* _Exercise_: Reproduce the entries verbatim, beginning at the line that contains "i need the location" and stopping after the line that contains "radio-button[interactable] bbox=[265, 125, 275, 135]".

BEGIN Stored data

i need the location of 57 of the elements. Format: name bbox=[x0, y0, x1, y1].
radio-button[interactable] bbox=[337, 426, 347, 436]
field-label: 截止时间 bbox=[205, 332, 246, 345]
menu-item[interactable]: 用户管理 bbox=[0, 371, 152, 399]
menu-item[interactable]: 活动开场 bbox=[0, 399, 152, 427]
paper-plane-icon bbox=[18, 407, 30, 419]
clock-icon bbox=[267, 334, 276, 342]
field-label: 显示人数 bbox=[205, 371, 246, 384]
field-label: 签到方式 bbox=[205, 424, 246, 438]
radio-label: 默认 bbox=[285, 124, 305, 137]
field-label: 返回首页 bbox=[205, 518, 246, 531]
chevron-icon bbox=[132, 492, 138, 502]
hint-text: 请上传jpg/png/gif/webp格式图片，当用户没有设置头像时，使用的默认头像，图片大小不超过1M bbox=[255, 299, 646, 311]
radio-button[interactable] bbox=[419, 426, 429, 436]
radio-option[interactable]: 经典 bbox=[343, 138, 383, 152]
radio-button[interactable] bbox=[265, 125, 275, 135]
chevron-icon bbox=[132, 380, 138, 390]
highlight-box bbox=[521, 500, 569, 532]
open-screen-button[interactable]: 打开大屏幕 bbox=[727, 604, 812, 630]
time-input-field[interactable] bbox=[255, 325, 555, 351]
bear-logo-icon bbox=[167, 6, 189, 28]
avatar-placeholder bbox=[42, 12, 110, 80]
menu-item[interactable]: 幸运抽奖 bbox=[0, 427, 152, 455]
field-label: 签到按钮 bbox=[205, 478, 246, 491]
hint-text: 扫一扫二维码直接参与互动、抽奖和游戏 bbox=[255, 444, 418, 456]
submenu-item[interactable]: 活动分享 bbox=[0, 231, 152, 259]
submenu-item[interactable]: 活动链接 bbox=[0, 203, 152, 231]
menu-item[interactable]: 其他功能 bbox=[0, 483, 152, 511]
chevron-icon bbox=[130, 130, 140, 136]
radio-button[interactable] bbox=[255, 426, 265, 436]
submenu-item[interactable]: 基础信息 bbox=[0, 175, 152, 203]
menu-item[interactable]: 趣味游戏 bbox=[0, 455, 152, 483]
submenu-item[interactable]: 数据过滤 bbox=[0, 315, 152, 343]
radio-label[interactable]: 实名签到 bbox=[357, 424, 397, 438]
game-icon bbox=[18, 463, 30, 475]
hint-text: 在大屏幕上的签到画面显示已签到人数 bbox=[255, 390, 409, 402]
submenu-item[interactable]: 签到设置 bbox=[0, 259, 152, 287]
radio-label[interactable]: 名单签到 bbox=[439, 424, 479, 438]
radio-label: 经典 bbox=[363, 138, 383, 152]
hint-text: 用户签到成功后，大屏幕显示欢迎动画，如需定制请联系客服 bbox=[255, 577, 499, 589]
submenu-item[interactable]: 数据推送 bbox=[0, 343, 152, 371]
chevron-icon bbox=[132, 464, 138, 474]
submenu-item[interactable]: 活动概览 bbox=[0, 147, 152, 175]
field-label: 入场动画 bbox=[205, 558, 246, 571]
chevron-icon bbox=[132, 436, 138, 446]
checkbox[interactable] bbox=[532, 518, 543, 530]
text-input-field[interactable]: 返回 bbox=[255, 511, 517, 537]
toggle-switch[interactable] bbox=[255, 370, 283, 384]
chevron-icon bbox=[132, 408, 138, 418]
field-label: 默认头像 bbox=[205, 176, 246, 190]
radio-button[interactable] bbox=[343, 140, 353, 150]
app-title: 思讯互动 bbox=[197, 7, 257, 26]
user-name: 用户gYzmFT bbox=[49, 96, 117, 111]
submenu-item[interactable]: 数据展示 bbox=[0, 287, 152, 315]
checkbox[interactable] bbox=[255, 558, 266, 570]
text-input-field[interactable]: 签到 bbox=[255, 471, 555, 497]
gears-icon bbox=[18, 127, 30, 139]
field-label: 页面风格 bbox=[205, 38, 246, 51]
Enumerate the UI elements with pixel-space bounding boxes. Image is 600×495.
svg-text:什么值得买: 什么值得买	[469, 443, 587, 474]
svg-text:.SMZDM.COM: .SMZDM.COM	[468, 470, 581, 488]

END Stored data
BEGIN Stored data

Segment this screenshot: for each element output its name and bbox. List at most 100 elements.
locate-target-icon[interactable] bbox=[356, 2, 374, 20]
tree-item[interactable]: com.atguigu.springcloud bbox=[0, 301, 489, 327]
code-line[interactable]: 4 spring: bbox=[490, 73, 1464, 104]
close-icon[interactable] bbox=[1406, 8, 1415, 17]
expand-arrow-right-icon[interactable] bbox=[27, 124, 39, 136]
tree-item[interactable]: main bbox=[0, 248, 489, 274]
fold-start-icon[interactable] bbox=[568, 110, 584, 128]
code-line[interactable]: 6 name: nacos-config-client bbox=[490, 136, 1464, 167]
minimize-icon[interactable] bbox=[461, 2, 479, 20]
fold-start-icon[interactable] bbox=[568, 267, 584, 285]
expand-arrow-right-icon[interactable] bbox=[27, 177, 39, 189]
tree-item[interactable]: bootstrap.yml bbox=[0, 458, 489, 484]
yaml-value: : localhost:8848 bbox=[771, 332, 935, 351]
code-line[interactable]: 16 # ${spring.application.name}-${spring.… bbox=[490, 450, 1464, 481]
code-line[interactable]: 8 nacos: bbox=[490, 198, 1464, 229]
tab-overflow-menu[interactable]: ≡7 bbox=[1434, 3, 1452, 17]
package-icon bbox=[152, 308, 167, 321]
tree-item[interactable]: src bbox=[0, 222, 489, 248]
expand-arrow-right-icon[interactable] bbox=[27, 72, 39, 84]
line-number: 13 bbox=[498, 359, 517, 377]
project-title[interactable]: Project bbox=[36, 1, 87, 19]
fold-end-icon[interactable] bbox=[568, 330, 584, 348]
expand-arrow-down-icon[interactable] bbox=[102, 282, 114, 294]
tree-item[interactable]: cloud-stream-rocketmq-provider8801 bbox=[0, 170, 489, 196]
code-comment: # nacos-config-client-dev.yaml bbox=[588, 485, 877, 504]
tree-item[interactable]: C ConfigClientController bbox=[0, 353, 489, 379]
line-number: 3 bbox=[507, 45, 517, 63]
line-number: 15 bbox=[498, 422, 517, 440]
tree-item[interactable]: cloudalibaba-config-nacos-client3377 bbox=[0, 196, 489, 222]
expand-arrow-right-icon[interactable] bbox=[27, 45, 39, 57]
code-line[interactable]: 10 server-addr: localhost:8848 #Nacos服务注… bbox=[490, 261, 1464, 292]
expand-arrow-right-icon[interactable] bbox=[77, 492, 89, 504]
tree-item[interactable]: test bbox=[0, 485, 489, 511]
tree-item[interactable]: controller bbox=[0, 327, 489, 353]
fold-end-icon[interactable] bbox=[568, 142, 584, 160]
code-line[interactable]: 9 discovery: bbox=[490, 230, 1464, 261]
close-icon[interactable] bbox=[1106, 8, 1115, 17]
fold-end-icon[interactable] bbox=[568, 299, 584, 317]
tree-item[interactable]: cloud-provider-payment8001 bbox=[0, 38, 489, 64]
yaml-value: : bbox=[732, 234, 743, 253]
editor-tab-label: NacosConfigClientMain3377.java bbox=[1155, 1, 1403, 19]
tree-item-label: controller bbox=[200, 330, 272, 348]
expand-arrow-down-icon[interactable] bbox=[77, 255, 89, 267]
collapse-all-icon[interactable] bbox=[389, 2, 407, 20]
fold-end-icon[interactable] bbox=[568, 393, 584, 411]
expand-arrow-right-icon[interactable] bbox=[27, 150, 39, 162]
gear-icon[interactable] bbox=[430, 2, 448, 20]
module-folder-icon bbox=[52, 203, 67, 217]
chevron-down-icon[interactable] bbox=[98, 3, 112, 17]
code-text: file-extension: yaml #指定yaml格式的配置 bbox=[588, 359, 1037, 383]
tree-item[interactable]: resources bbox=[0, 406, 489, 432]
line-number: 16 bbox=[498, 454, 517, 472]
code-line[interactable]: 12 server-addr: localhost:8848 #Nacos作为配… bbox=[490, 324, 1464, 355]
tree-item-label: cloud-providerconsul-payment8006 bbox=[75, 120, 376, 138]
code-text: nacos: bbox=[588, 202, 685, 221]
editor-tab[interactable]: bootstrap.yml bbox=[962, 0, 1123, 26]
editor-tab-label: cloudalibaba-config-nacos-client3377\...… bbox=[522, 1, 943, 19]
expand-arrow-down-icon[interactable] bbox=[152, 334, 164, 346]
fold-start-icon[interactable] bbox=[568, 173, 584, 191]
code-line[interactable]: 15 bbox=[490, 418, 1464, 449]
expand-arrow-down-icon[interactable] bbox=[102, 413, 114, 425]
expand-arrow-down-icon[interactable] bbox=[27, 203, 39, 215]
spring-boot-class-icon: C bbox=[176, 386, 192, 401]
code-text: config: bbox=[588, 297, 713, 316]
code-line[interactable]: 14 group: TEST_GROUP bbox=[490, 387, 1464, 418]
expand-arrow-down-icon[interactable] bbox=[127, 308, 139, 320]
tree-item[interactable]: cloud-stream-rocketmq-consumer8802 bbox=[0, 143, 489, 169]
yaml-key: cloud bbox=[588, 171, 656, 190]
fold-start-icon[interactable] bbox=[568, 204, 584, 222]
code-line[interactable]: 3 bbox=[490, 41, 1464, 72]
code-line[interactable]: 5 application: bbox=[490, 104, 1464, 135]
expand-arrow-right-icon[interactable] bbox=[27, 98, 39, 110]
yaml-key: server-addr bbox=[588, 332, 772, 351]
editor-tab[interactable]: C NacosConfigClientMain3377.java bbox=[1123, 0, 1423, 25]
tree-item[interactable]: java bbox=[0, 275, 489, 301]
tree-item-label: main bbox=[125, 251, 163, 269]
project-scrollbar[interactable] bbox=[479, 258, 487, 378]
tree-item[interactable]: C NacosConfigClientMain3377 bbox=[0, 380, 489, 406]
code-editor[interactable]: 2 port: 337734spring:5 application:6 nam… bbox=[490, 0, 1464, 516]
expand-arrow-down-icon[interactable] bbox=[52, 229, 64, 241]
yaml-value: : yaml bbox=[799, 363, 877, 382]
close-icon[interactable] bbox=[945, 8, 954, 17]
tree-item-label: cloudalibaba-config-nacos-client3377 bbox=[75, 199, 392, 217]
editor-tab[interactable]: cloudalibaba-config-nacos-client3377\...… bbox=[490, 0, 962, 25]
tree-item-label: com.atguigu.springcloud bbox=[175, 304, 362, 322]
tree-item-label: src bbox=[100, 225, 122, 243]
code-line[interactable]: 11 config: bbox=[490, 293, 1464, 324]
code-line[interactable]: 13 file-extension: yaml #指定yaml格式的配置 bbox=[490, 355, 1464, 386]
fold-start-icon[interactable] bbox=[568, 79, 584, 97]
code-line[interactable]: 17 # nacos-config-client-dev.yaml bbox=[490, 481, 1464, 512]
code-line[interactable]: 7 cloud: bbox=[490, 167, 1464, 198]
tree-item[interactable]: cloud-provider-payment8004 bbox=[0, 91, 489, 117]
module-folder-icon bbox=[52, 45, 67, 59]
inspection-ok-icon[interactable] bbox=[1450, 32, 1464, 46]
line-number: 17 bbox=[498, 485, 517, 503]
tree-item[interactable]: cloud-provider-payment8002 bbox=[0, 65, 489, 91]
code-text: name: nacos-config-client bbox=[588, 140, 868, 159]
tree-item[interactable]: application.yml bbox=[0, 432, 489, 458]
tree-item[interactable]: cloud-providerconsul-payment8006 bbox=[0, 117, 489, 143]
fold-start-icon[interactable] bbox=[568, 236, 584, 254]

END Stored data

* _Result of the task_:
i need the location of 57 of the elements. Format: name bbox=[x0, y0, x1, y1].
radio-button[interactable] bbox=[337, 426, 347, 436]
field-label: 截止时间 bbox=[205, 332, 246, 345]
menu-item[interactable]: 用户管理 bbox=[0, 371, 152, 399]
menu-item[interactable]: 活动开场 bbox=[0, 399, 152, 427]
paper-plane-icon bbox=[18, 407, 30, 419]
clock-icon bbox=[267, 334, 276, 342]
field-label: 显示人数 bbox=[205, 371, 246, 384]
field-label: 签到方式 bbox=[205, 424, 246, 438]
radio-label: 默认 bbox=[285, 124, 305, 137]
field-label: 返回首页 bbox=[205, 518, 246, 531]
chevron-icon bbox=[132, 492, 138, 502]
hint-text: 请上传jpg/png/gif/webp格式图片，当用户没有设置头像时，使用的默认头像，图片大小不超过1M bbox=[255, 299, 646, 311]
radio-button[interactable] bbox=[419, 426, 429, 436]
radio-option[interactable]: 经典 bbox=[343, 138, 383, 152]
radio-button[interactable] bbox=[265, 125, 275, 135]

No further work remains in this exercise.